▶ _Exercise task_
Everything from the line that contains "Give me a plain-text" through the final line of the records should be written out exactly, and nothing outside that span.

▶ _Provided data_
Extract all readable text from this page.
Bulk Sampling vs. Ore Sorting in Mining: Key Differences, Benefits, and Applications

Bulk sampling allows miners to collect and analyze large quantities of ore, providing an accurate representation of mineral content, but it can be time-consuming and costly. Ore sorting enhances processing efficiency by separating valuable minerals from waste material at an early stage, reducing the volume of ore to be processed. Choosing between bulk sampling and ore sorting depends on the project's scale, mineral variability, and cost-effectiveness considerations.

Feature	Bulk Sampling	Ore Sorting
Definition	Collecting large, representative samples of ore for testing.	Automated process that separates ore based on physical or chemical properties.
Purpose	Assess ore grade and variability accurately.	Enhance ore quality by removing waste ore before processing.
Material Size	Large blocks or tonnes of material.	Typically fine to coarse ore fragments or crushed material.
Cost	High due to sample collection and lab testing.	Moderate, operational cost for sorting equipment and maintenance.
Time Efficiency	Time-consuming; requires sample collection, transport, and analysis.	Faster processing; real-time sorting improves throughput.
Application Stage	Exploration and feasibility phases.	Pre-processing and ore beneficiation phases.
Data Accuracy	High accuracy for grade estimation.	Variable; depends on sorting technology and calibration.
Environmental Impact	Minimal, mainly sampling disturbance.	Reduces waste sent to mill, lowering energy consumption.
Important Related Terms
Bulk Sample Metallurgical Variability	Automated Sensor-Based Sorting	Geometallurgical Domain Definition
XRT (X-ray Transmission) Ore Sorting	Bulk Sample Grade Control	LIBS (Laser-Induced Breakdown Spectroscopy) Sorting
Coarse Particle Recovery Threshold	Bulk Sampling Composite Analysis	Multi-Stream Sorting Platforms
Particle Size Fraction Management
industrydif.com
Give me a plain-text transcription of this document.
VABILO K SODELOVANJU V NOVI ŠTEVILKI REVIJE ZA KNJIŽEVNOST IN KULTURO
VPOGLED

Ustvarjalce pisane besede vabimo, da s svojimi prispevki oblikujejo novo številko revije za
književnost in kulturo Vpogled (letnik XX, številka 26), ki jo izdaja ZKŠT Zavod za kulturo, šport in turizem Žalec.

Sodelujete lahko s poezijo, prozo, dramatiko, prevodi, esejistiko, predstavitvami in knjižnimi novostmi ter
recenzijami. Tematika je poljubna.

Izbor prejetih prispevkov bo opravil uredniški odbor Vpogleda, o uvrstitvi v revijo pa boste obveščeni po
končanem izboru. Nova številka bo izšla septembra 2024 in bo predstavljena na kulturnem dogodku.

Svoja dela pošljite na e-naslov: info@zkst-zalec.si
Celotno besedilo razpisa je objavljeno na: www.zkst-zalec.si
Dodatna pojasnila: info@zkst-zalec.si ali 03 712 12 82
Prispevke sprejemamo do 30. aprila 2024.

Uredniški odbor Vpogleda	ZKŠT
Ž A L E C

▶ _Task solution_
Give me a plain-text transcription of this document.
VABILO K SODELOVANJU V NOVI ŠTEVILKI REVIJE ZA KNJIŽEVNOST IN KULTURO
VPOGLED

Ustvarjalce pisane besede vabimo, da s svojimi prispevki oblikujejo novo številko revije za
književnost in kulturo Vpogled (letnik XX, številka 26), ki jo izdaja ZKŠT Zavod za kulturo, šport in turizem Žalec.

Sodelujete lahko s poezijo, prozo, dramatiko, prevodi, esejistiko, predstavitvami in knjižnimi novostmi ter
recenzijami. Tematika je poljubna.

Izbor prejetih prispevkov bo opravil uredniški odbor Vpogleda, o uvrstitvi v revijo pa boste obveščeni po
končanem izboru. Nova številka bo izšla septembra 2024 in bo predstavljena na kulturnem dogodku.

Svoja dela pošljite na e-naslov: info@zkst-zalec.si
Celotno besedilo razpisa je objavljeno na: www.zkst-zalec.si
Dodatna pojasnila: info@zkst-zalec.si ali 03 712 12 82
Prispevke sprejemamo do 30. aprila 2024.

Uredniški odbor Vpogleda	ZKŠT
Ž A L E C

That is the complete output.